▶ [WHAT IS ASKED]: Rewrite every entry below with "x-tick-label" swapped for "x-tick-text", keeping everything else unchanged.

[Region boundary data]
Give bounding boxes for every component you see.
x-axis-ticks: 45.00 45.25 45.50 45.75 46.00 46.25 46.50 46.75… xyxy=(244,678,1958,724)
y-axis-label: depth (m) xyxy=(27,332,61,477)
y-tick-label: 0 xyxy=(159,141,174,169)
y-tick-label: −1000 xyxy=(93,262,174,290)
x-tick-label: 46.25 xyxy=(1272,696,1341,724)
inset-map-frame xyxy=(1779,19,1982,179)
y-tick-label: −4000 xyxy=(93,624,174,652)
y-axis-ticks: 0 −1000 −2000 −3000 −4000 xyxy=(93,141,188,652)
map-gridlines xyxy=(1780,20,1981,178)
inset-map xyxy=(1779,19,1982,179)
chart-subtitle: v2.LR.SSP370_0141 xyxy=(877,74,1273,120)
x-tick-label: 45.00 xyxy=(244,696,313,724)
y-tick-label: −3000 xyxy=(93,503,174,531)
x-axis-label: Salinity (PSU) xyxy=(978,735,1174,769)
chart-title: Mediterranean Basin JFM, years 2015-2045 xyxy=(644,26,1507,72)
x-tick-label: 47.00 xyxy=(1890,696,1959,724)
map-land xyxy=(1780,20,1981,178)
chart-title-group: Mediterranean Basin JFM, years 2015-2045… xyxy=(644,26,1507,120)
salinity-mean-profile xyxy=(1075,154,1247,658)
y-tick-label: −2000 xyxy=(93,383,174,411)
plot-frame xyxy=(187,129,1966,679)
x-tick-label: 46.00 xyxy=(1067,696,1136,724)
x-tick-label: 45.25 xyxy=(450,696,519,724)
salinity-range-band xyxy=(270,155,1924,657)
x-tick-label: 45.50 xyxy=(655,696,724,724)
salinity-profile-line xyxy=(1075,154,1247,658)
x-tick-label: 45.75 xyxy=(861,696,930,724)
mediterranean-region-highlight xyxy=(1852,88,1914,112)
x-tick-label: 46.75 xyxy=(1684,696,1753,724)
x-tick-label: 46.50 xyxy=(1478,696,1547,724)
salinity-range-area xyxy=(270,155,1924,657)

▶ [TASK OUTPUT]:
Give bounding boxes for every component you see.
x-axis-ticks: 45.00 45.25 45.50 45.75 46.00 46.25 46.50 46.75… xyxy=(244,678,1958,724)
y-axis-label: depth (m) xyxy=(27,332,61,477)
y-tick-label: 0 xyxy=(159,141,174,169)
y-tick-label: −1000 xyxy=(93,262,174,290)
x-tick-text: 46.25 xyxy=(1272,696,1341,724)
inset-map-frame xyxy=(1779,19,1982,179)
y-tick-label: −4000 xyxy=(93,624,174,652)
y-axis-ticks: 0 −1000 −2000 −3000 −4000 xyxy=(93,141,188,652)
map-gridlines xyxy=(1780,20,1981,178)
inset-map xyxy=(1779,19,1982,179)
chart-subtitle: v2.LR.SSP370_0141 xyxy=(877,74,1273,120)
x-tick-text: 45.00 xyxy=(244,696,313,724)
y-tick-label: −3000 xyxy=(93,503,174,531)
x-axis-label: Salinity (PSU) xyxy=(978,735,1174,769)
chart-title: Mediterranean Basin JFM, years 2015-2045 xyxy=(644,26,1507,72)
x-tick-text: 47.00 xyxy=(1890,696,1959,724)
map-land xyxy=(1780,20,1981,178)
chart-title-group: Mediterranean Basin JFM, years 2015-2045… xyxy=(644,26,1507,120)
salinity-mean-profile xyxy=(1075,154,1247,658)
y-tick-label: −2000 xyxy=(93,383,174,411)
plot-frame xyxy=(187,129,1966,679)
x-tick-text: 46.00 xyxy=(1067,696,1136,724)
x-tick-text: 45.25 xyxy=(450,696,519,724)
salinity-range-band xyxy=(270,155,1924,657)
x-tick-text: 45.50 xyxy=(655,696,724,724)
salinity-profile-line xyxy=(1075,154,1247,658)
x-tick-text: 45.75 xyxy=(861,696,930,724)
mediterranean-region-highlight xyxy=(1852,88,1914,112)
x-tick-text: 46.75 xyxy=(1684,696,1753,724)
x-tick-text: 46.50 xyxy=(1478,696,1547,724)
salinity-range-area xyxy=(270,155,1924,657)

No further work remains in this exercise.